## BEGIN RECORDS SHOWN
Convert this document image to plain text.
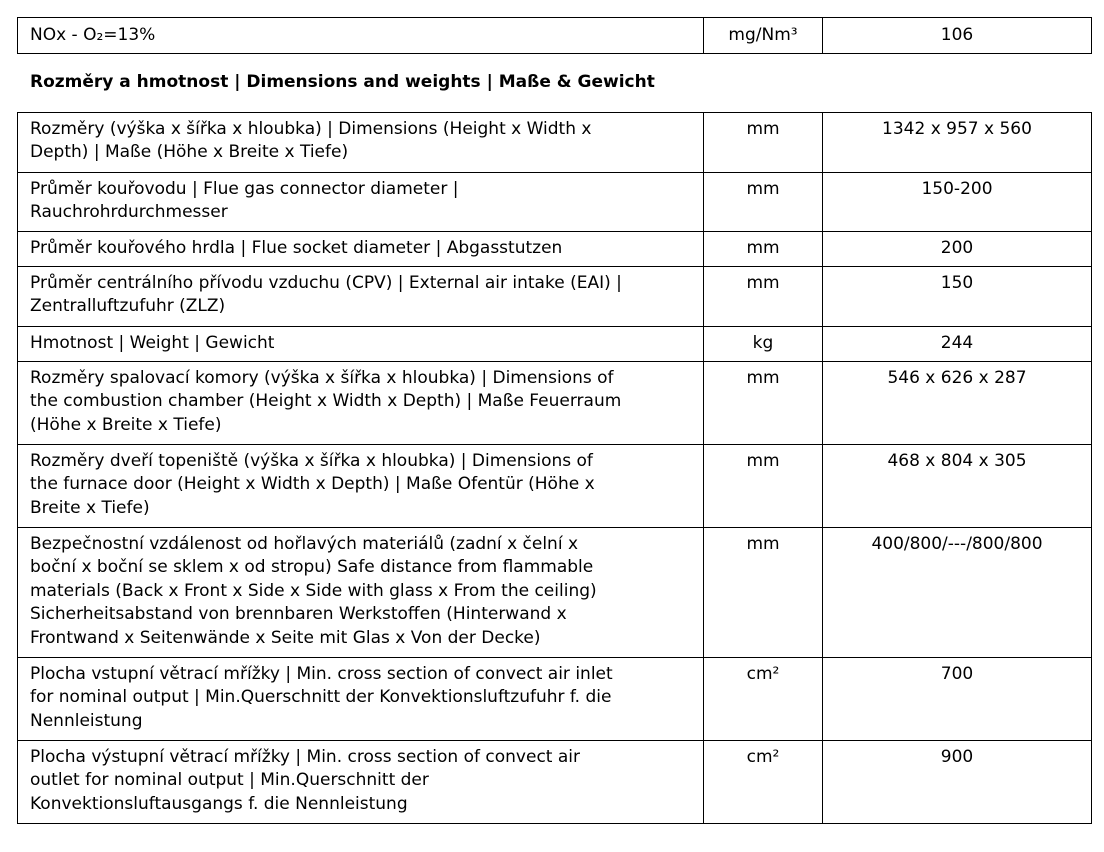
NOx - O₂=13%	mg/Nm³	106
Rozměry a hmotnost | Dimensions and weights | Maße & Gewicht
Rozměry (výška x šířka x hloubka) | Dimensions (Height x Width x
Depth) | Maße (Höhe x Breite x Tiefe)	mm	1342 x 957 x 560
Průměr kouřovodu | Flue gas connector diameter |
Rauchrohrdurchmesser	mm	150-200
Průměr kouřového hrdla | Flue socket diameter | Abgasstutzen	mm	200
Průměr centrálního přívodu vzduchu (CPV) | External air intake (EAI) |
Zentralluftzufuhr (ZLZ)	mm	150
Hmotnost | Weight | Gewicht	kg	244
Rozměry spalovací komory (výška x šířka x hloubka) | Dimensions of
the combustion chamber (Height x Width x Depth) | Maße Feuerraum
(Höhe x Breite x Tiefe)	mm	546 x 626 x 287
Rozměry dveří topeniště (výška x šířka x hloubka) | Dimensions of
the furnace door (Height x Width x Depth) | Maße Ofentür (Höhe x
Breite x Tiefe)	mm	468 x 804 x 305
Bezpečnostní vzdálenost od hořlavých materiálů (zadní x čelní x
boční x boční se sklem x od stropu) Safe distance from flammable
materials (Back x Front x Side x Side with glass x From the ceiling)
Sicherheitsabstand von brennbaren Werkstoffen (Hinterwand x
Frontwand x Seitenwände x Seite mit Glas x Von der Decke)	mm	400/800/---/800/800
Plocha vstupní větrací mřížky | Min. cross section of convect air inlet
for nominal output | Min.Querschnitt der Konvektionsluftzufuhr f. die
Nennleistung	cm²	700
Plocha výstupní větrací mřížky | Min. cross section of convect air
outlet for nominal output | Min.Querschnitt der
Konvektionsluftausgangs f. die Nennleistung	cm²	900
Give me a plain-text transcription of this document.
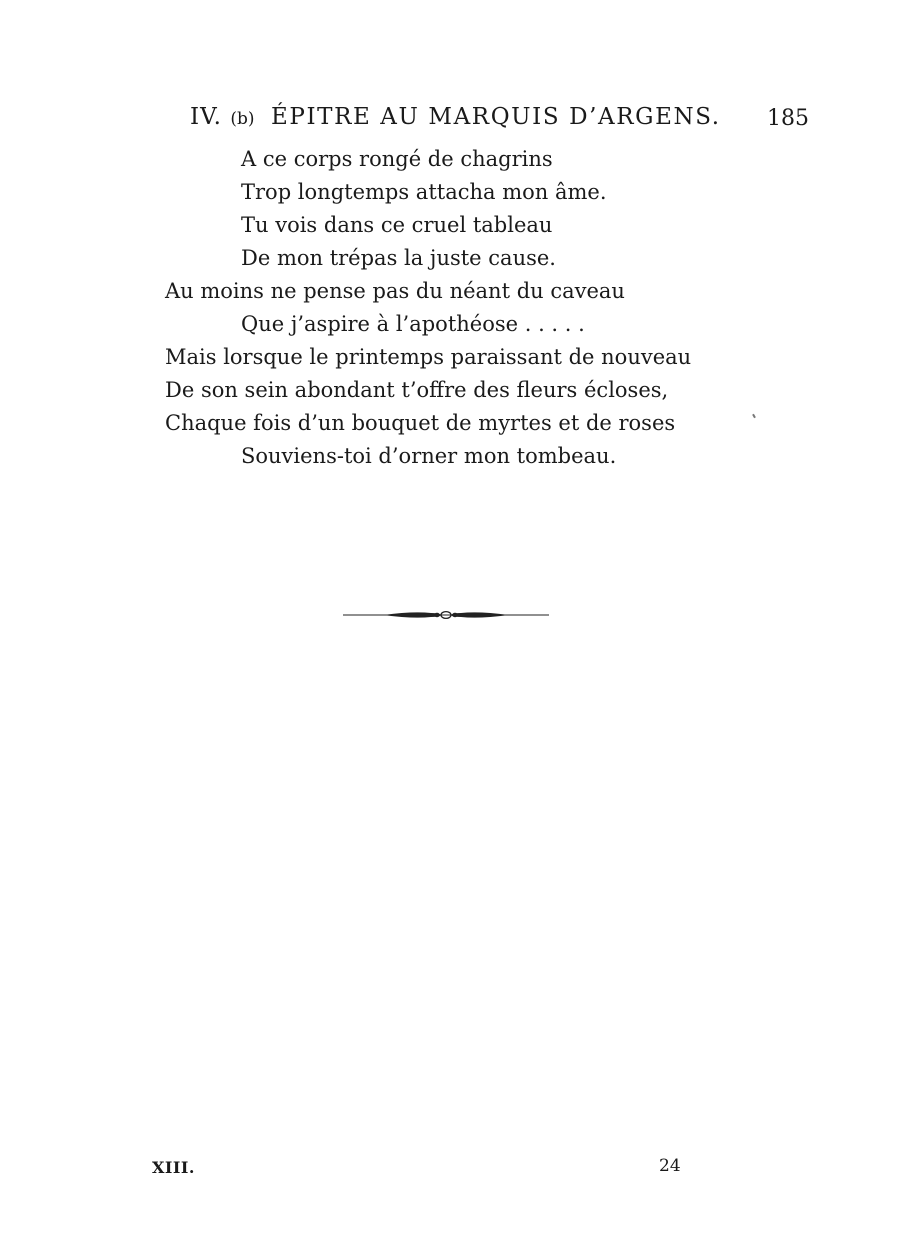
IV. (b) ÉPITRE AU MARQUIS D’ARGENS. 185
A ce corps rongé de chagrins
Trop longtemps attacha mon âme.
Tu vois dans ce cruel tableau
De mon trépas la juste cause.
Au moins ne pense pas du néant du caveau
Que j’aspire à l’apothéose . . . . .
Mais lorsque le printemps paraissant de nouveau
De son sein abondant t’offre des fleurs écloses,
Chaque fois d’un bouquet de myrtes et de roses
Souviens-toi d’orner mon tombeau.
XIII.	24
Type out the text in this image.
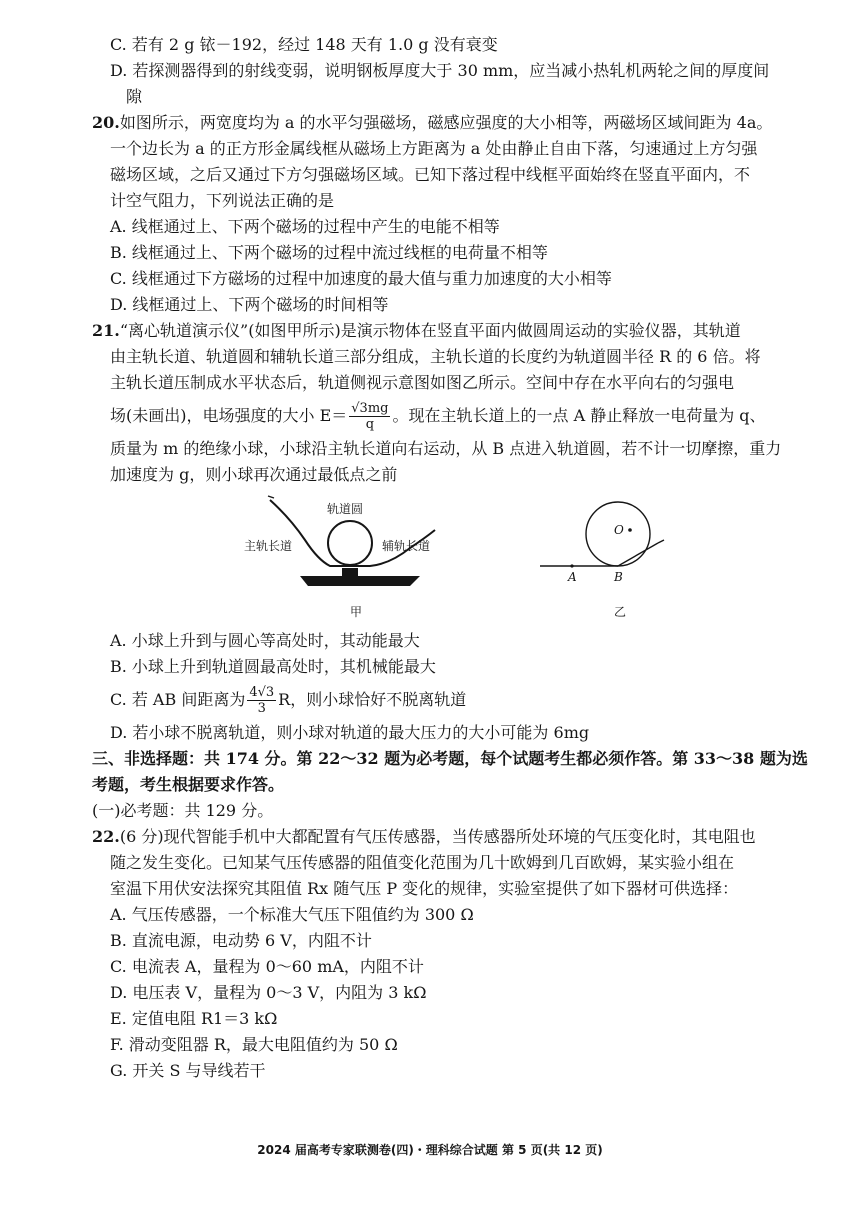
C. 若有 2 g 铱－192，经过 148 天有 1.0 g 没有衰变
D. 若探测器得到的射线变弱，说明钢板厚度大于 30 mm，应当减小热轧机两轮之间的厚度间
隙
20.如图所示，两宽度均为 a 的水平匀强磁场，磁感应强度的大小相等，两磁场区域间距为 4a。
一个边长为 a 的正方形金属线框从磁场上方距离为 a 处由静止自由下落，匀速通过上方匀强
磁场区域，之后又通过下方匀强磁场区域。已知下落过程中线框平面始终在竖直平面内，不
计空气阻力，下列说法正确的是
A. 线框通过上、下两个磁场的过程中产生的电能不相等
B. 线框通过上、下两个磁场的过程中流过线框的电荷量不相等
C. 线框通过下方磁场的过程中加速度的最大值与重力加速度的大小相等
D. 线框通过上、下两个磁场的时间相等
21.“离心轨道演示仪”(如图甲所示)是演示物体在竖直平面内做圆周运动的实验仪器，其轨道
由主轨长道、轨道圆和辅轨长道三部分组成，主轨长道的长度约为轨道圆半径 R 的 6 倍。将
主轨长道压制成水平状态后，轨道侧视示意图如图乙所示。空间中存在水平向右的匀强电
场(未画出)，电场强度的大小 $E= \frac{√3mg}{q}$ 。现在主轨长道上的一点 A 静止释放一电荷量为 q、
质量为 m 的绝缘小球，小球沿主轨长道向右运动，从 B 点进入轨道圆，若不计一切摩擦，重力
加速度为 g，则小球再次通过最低点之前
轨道圆
主轨长道	辅轨长道
甲
O
A	B
乙
A. 小球上升到与圆心等高处时，其动能最大
B. 小球上升到轨道圆最高处时，其机械能最大
C. 若 AB 间距离为 $\frac{4√3}{3}$ R，则小球恰好不脱离轨道
D. 若小球不脱离轨道，则小球对轨道的最大压力的大小可能为 6mg
三、非选择题：共 174 分。第 22～32 题为必考题，每个试题考生都必须作答。第 33～38 题为选
考题，考生根据要求作答。
(一)必考题：共 129 分。
22.(6 分)现代智能手机中大都配置有气压传感器，当传感器所处环境的气压变化时，其电阻也
随之发生变化。已知某气压传感器的阻值变化范围为几十欧姆到几百欧姆，某实验小组在
室温下用伏安法探究其阻值 Rx 随气压 P 变化的规律，实验室提供了如下器材可供选择：
A. 气压传感器，一个标准大气压下阻值约为 300 Ω
B. 直流电源，电动势 6 V，内阻不计
C. 电流表 A，量程为 0～60 mA，内阻不计
D. 电压表 V，量程为 0～3 V，内阻为 3 kΩ
E. 定值电阻 R1＝3 kΩ
F. 滑动变阻器 R，最大电阻值约为 50 Ω
G. 开关 S 与导线若干
2024 届高考专家联测卷(四)・理科综合试题 第 5 页(共 12 页)
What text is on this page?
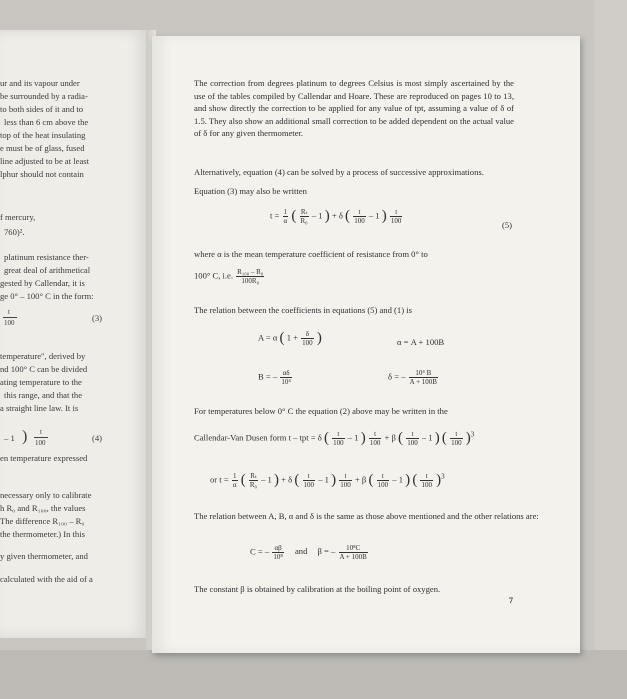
ur and its vapour under
be surrounded by a radia-
to both sides of it and to
less than 6 cm above the
top of the heat insulating
e must be of glass, fused
line adjusted to be at least
lphur should not contain
f mercury,
760)².
platinum resistance ther-
great deal of arithmetical
gested by Callendar, it is
ge 0° – 100° C in the form:
t
100	(3)
temperature", derived by
nd 100° C can be divided
ating temperature to the
this range, and that the
a straight line law. It is
– 1 ) t
100	(4)
en temperature expressed
necessary only to calibrate
h R₀ and R₁₀₀, the values
The difference R₁₀₀ – R₀
the thermometer.) In this
y given thermometer, and
calculated with the aid of a
The correction from degrees platinum to degrees Celsius is most simply ascertained by the use of the tables compiled by Callendar and Hoare. These are reproduced on pages 10 to 13, and show directly the correction to be applied for any value of tpt, assuming a value of δ of 1.5. They also show an additional small correction to be added dependent on the actual value of δ for any given thermometer.
Alternatively, equation (4) can be solved by a process of successive approximations.
Equation (3) may also be written
$t = \frac{1}{\alpha}$ ( $\frac{\text{Rₜ}}{\text{R₀}} - 1$ ) + δ ( $\frac{t}{100} - 1$ ) $\frac{t}{100}$	(5)
where α is the mean temperature coefficient of resistance from 0° to
100° C, i.e. $\frac{\text{R₁₀₀ – R₀}}{\text{100R₀}}$
The relation between the coefficients in equations (5) and (1) is
A = α ( $1 + \frac{\delta}{100}$ )	α = A + 100B
B = – $\frac{\alpha\delta}{\text{10⁴}}$	δ = – $\frac{\text{10⁴ B}}{A + 100B}$
For temperatures below 0° C the equation (2) above may be written in the
Callendar-Van Dusen form t – tpt = δ ( $\frac{t}{100} - 1$ ) $\frac{t}{100} + \beta$ ( $\frac{t}{100} - 1$ ) ( $\frac{t}{100} )^3$
or $t = \frac{1}{\alpha}$ ( $\frac{\text{Rₜ}}{\text{R₀}} - 1$ ) + δ ( $\frac{t}{100} - 1$ ) $\frac{t}{100} + \beta$ ( $\frac{t}{100} - 1$ ) ( $\frac{t}{100} )^3$
The relation between A, B, α and δ is the same as those above mentioned and the other relations are:
C = – $\frac{\alpha\beta}{\text{10⁸}}$ and β = – $\frac{\text{10⁸C}}{A + 100B}$
The constant β is obtained by calibration at the boiling point of oxygen.
7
## END RECORDS SHOWN
- WRITTEN EXERCISE:
Whichever lines contain the string "with", select and copy them.

- RESULT OF THIS TASK:
materials (Back x Front x Side x Side with glass x From the ceiling)
calculated with the aid of a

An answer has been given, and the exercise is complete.